━━ Source extract
In the Union Budget 2013-14, announced on 28 February 2013, vide para 95, Honourable Finance Minister announced his intention to go by the internationally accepted definition for foreign investors.

Prior to this, in December 2012, SEBI had constituted a “Committee on Rationalization of Investment Routes and Monitoring of Foreign Portfolio Investments” under the chairmanship of Shri K. M. Chandrasekhar with a view to rationalize/harmonize various foreign portfolio investment routes and to establish a unified, simple regulatory framework. The Committee had submitted its report in June, 2013 to the Government of India.

Based on the committee report, on 7th January, 2014 the FPI Regulations, 2014 were notified in the Gazette of India.

The new FPI Regime came into effect from 1st June, 2014. The FAQs on FPI Regulations can be seen here.

Features of FPI

Portfolio Investment by any single investor or investor group cannot exceed 10% of the equity of an Indian company, beyond which it will now be treated as FDI.

FIIs, Sub-Accounts and QFIs are merged together to form the new investor class, namely Foreign Portfolio Investors, with an aggregate investment limit of 24% which can be raised by the Company up to the applicable sectoral cap.
━━━━
━━ Listed records
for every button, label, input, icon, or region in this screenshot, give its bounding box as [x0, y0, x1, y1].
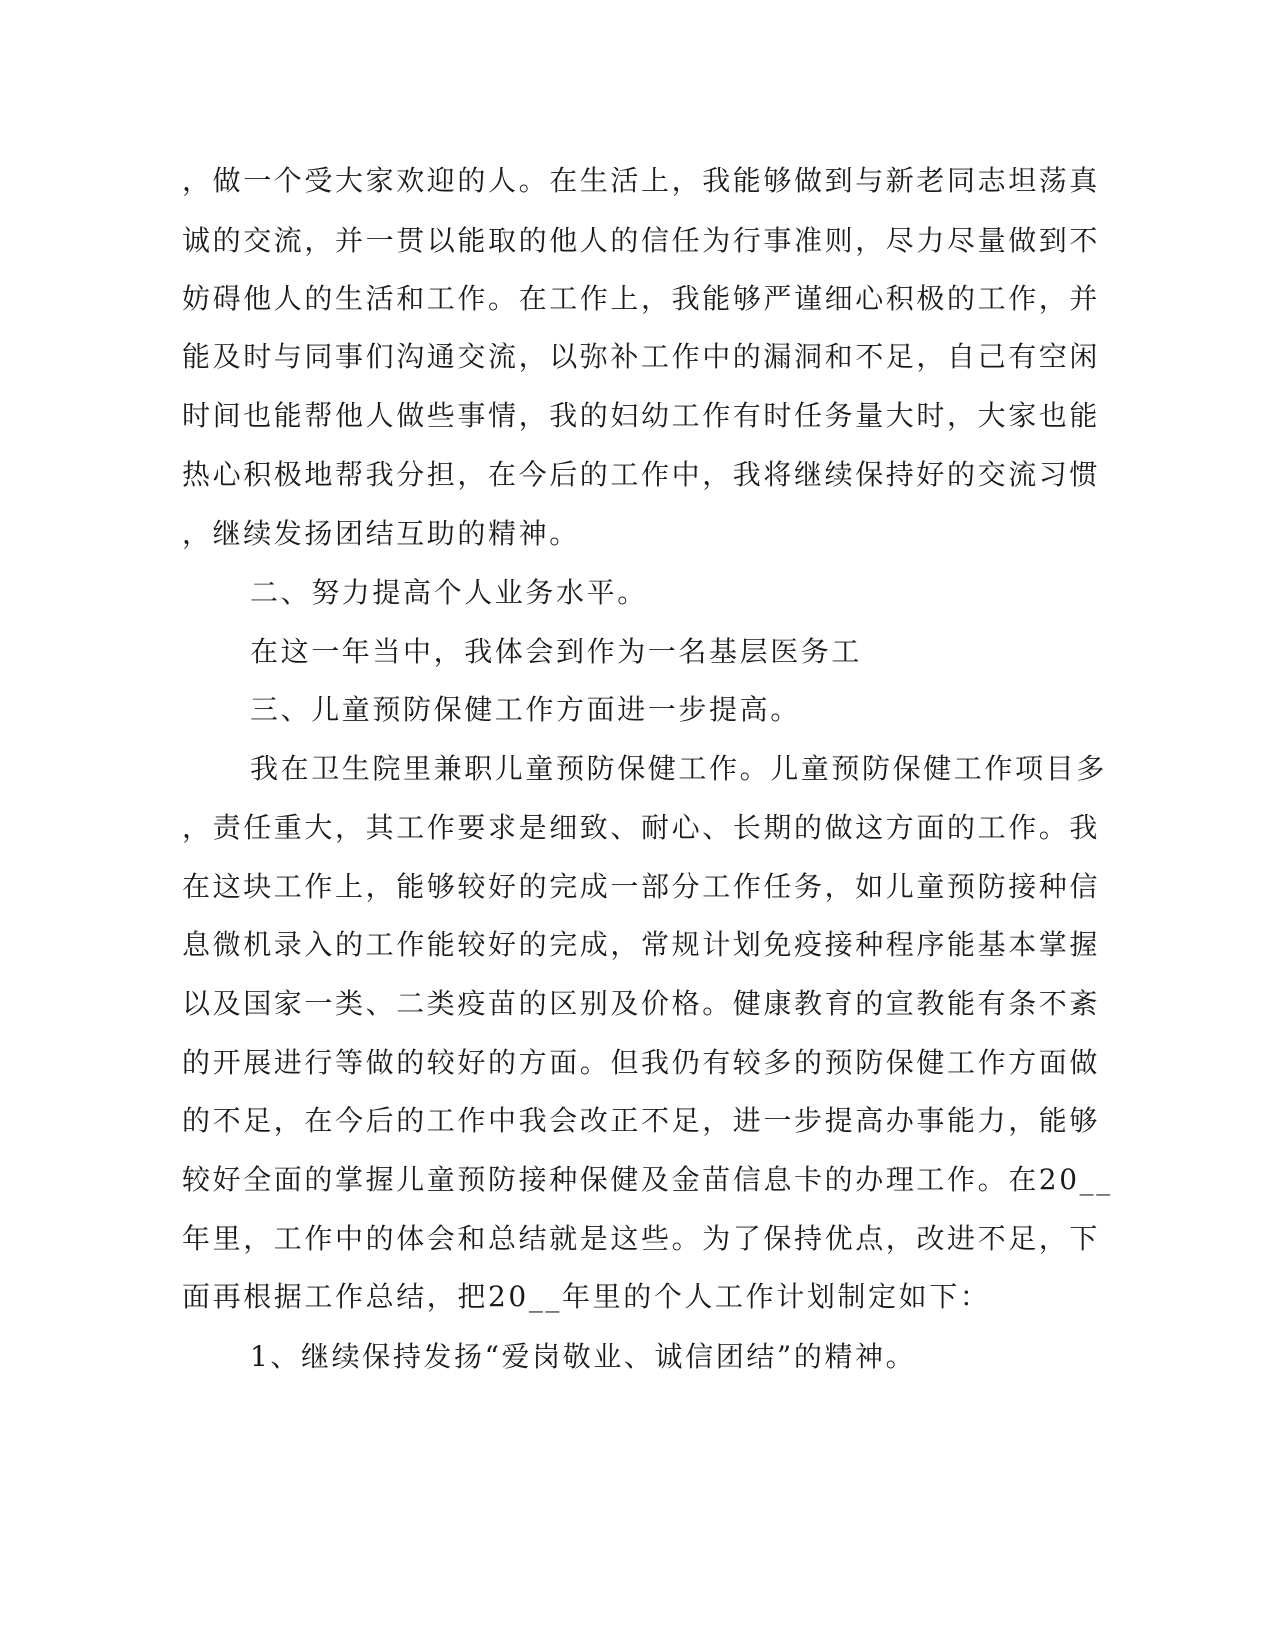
text-line: ，责任重大，其工作要求是细致、耐心、长期的做这方面的工作。我 — [182, 811, 1101, 844]
text-line: 在这一年当中，我体会到作为一名基层医务工 — [250, 635, 863, 668]
text-line: ，继续发扬团结互助的精神。 — [182, 517, 580, 550]
text-line: ，做一个受大家欢迎的人。在生活上，我能够做到与新老同志坦荡真 — [182, 164, 1101, 197]
text-line: 息微机录入的工作能较好的完成，常规计划免疫接种程序能基本掌握 — [182, 928, 1101, 961]
text-line: 的开展进行等做的较好的方面。但我仍有较多的预防保健工作方面做 — [182, 1046, 1101, 1079]
text-line: 我在卫生院里兼职儿童预防保健工作。儿童预防保健工作项目多 — [250, 752, 1107, 785]
text-line: 面再根据工作总结，把20__年里的个人工作计划制定如下： — [182, 1280, 991, 1313]
text-line: 热心积极地帮我分担，在今后的工作中，我将继续保持好的交流习惯 — [182, 458, 1101, 491]
text-line: 诚的交流，并一贯以能取的他人的信任为行事准则，尽力尽量做到不 — [182, 224, 1101, 257]
text-line: 时间也能帮他人做些事情，我的妇幼工作有时任务量大时，大家也能 — [182, 399, 1101, 432]
text-line: 在这块工作上，能够较好的完成一部分工作任务，如儿童预防接种信 — [182, 870, 1101, 903]
section-heading: 三、儿童预防保健工作方面进一步提高。 — [250, 693, 801, 726]
text-line: 妨碍他人的生活和工作。在工作上，我能够严谨细心积极的工作，并 — [182, 282, 1101, 315]
list-item: 1、继续保持发扬“爱岗敬业、诚信团结”的精神。 — [250, 1340, 917, 1373]
text-line: 以及国家一类、二类疫苗的区别及价格。健康教育的宣教能有条不紊 — [182, 987, 1101, 1020]
section-heading: 二、努力提高个人业务水平。 — [250, 576, 648, 609]
text-line: 能及时与同事们沟通交流，以弥补工作中的漏洞和不足，自己有空闲 — [182, 340, 1101, 373]
text-line: 年里，工作中的体会和总结就是这些。为了保持优点，改进不足，下 — [182, 1222, 1101, 1255]
text-line: 的不足，在今后的工作中我会改正不足，进一步提高办事能力，能够 — [182, 1104, 1101, 1137]
text-line: 较好全面的掌握儿童预防接种保健及金苗信息卡的办理工作。在20__ — [182, 1163, 1113, 1196]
━━━━
◆ **Set problem 1**:
Please reproduce the stretch of the foreign portfolio investment passage from "Prior to this, in" through "treated as FDI.".
◆ **Set problem 2**:
Decide whether each statement agrees with the foreign portfolio investment passage, answering yes or no and quoting the deciding words. (a) The FPI Regulations, 2014 were notified in the Gazette of India on 7th January, 2014. (b) The Finance Minister chaired the committee that SEBI constituted in December 2012. (c) Portfolio investment by a single investor beyond 10% of an Indian company's equity is treated as FDI.
◆ **Set problem 3**:
Continue the foreign portfolio investment passage from the point where it stops.
The listing has no connection to the passage on India's foreign portfolio investment rules.

◆ **Task result 1**:
Prior to this, in December 2012, SEBI had constituted a “Committee on Rationalization of Investment Routes and Monitoring of Foreign Portfolio Investments” under the chairmanship of Shri K. M. Chandrasekhar with a view to rationalize/harmonize various foreign portfolio investment routes and to establish a unified, simple regulatory framework. The Committee had submitted its report in June, 2013 to the Government of India.

Based on the committee report, on 7th January, 2014 the FPI Regulations, 2014 were notified in the Gazette of India.

The new FPI Regime came into effect from 1st June, 2014. The FAQs on FPI Regulations can be seen here.

Features of FPI

Portfolio Investment by any single investor or investor group cannot exceed 10% of the equity of an Indian company, beyond which it will now be treated as FDI.

◆ **Task result 2**:
(a) Yes: "on 7th January, 2014 the FPI Regulations, 2014 were notified in the Gazette of India"
(b) No: "under the chairmanship of Shri K. M. Chandrasekhar"
(c) Yes: "Portfolio Investment by any single investor or investor group cannot exceed 10% of the equity of an Indian company, beyond which it will now be treated as FDI."

◆ **Task result 3**:
All existing FIIs and Sub Accounts can continue to buy, sell or otherwise deal in securities under the FPI regime.

All existing Qualified Foreign Investors (QFIs) may continue to buy, sell or otherwise deal in securities only till the period of one year from the date of notification of the FPI Regulation. In the meantime, they have to obtain FPI registration.

Non-Resident Indians (NRIs) and Foreign Venture Capital Investors (FVCI) are excluded from the purview of this definition.

Designated Depository Participants (DDPs) authorized by SEBI (as per prescribed norms) would henceforth register FPIs on behalf of SEBI subject to fulfillment of KYC (Know Your Customer) and due diligence norms. DDPs carry out necessary due diligence and obtain appropriate declarations and undertakings before registering an entity as FPI. The DDPs are either Authorized Dealer Category-1 bank authorized by Reserve Bank of India, or Depository Participant or a Custodian of Securities registered with SEBI. Existing SEBI approved Qualified Depository Participant who were registering the QFIs, but not meeting the DDP eligibility criteria, can operate as DDP only for a period of one year.

Categories of FPI

As part of Risk based approach towards customer identity verification (KYC), FPIs have been categorized into three major categories:

FPI Investment restrictions

FPIs are not allowed to invest in unlisted shares. However, all existing investments made by the FIIs/Sub-accounts/QFIs are grandfathered. In respect of those securities, where FPIs are not allowed to invest no fresh purchase shall be allowed as FPI. They can only sell their existing investments in such securities.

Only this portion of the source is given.